#### [Written exercise]
State how many lines of the records contain the string "JSON". Give the number alone.

#### [Dataset items]

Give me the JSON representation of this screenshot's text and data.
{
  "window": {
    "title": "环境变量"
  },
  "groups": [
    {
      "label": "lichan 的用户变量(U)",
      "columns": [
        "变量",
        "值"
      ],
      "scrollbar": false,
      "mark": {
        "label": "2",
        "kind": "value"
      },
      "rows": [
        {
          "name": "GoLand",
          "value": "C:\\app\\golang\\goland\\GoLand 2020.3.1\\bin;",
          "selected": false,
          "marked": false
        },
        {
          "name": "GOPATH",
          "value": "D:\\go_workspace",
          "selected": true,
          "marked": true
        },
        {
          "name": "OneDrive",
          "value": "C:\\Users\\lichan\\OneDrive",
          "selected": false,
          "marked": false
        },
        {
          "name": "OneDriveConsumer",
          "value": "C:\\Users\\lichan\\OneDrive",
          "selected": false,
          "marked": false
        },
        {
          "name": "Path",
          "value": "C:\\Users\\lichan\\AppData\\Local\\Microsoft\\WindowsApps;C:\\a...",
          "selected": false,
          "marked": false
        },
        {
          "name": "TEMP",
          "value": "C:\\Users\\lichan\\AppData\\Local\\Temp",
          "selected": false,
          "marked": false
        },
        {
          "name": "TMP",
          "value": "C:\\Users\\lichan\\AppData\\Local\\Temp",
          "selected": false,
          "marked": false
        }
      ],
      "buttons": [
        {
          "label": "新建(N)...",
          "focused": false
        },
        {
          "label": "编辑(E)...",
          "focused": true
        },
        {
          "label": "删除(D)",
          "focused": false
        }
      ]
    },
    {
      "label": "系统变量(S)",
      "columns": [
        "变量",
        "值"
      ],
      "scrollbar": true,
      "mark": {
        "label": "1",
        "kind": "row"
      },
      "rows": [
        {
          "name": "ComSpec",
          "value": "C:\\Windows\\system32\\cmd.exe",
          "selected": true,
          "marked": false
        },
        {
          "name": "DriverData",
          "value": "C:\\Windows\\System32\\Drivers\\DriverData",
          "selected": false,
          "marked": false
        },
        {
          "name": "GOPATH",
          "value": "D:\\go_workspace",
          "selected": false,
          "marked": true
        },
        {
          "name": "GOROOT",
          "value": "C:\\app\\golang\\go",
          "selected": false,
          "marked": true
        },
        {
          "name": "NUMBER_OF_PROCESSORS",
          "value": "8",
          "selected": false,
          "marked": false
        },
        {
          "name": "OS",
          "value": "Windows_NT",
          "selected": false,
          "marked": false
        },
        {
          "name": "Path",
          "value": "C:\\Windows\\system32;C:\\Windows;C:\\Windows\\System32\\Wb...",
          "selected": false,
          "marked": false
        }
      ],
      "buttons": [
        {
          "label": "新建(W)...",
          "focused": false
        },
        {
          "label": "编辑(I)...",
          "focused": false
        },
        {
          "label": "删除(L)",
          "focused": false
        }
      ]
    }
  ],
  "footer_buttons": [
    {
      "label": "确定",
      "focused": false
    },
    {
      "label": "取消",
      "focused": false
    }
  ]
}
--
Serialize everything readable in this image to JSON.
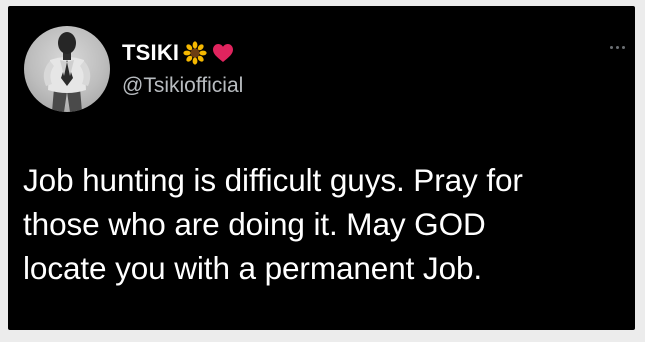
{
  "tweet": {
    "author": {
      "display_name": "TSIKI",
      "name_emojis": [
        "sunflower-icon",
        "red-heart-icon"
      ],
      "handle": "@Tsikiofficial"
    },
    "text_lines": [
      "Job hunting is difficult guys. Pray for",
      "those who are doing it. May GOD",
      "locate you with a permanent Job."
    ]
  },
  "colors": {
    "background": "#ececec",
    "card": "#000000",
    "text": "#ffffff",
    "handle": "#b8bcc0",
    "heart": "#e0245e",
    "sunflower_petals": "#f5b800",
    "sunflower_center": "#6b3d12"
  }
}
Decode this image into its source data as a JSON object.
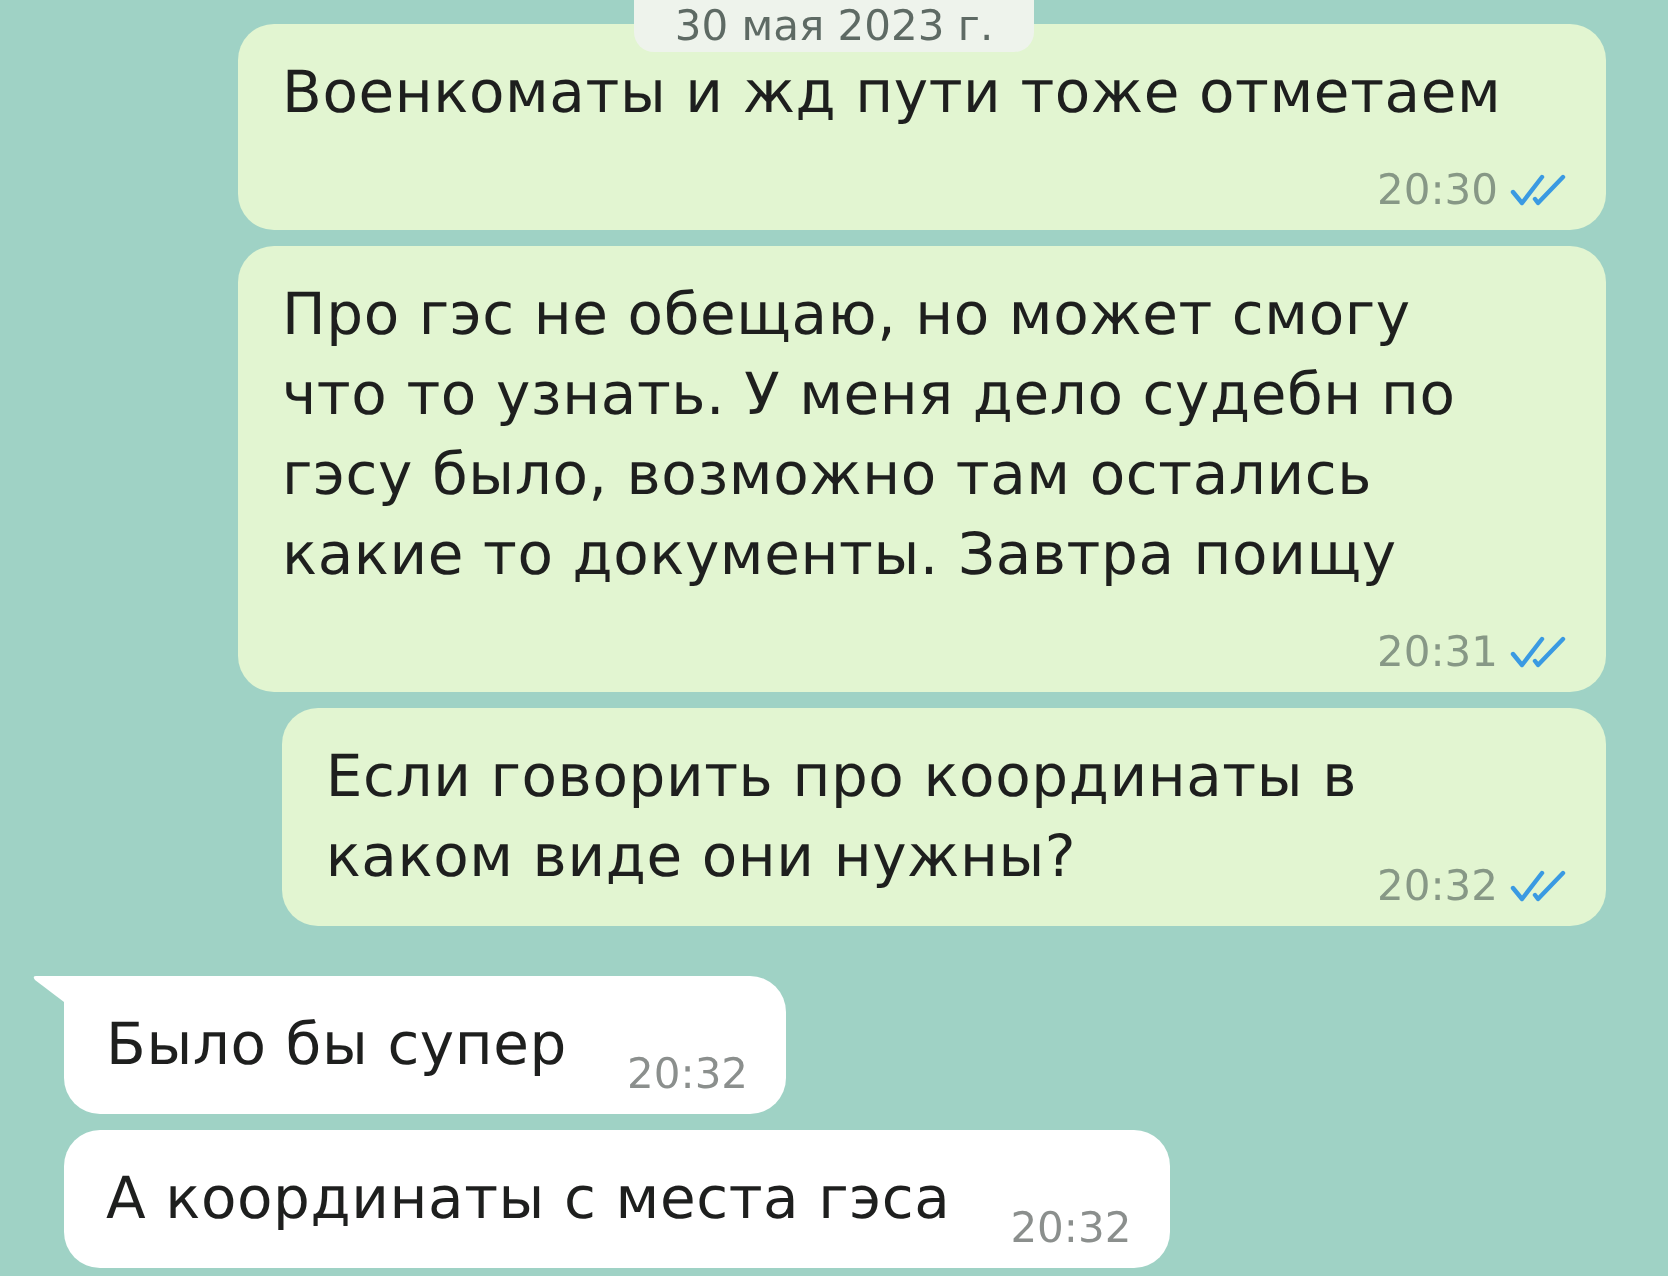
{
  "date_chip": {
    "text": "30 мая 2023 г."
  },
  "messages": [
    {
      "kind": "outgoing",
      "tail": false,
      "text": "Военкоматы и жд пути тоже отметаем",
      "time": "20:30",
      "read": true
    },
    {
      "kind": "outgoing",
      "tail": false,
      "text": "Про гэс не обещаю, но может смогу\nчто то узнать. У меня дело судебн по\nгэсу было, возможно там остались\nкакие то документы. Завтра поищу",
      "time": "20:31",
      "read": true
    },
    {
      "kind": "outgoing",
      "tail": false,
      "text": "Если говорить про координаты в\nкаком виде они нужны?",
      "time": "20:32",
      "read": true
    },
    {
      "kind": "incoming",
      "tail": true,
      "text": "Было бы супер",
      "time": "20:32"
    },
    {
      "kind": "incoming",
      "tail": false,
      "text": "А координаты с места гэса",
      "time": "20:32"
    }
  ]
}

#### [Output for this task]
3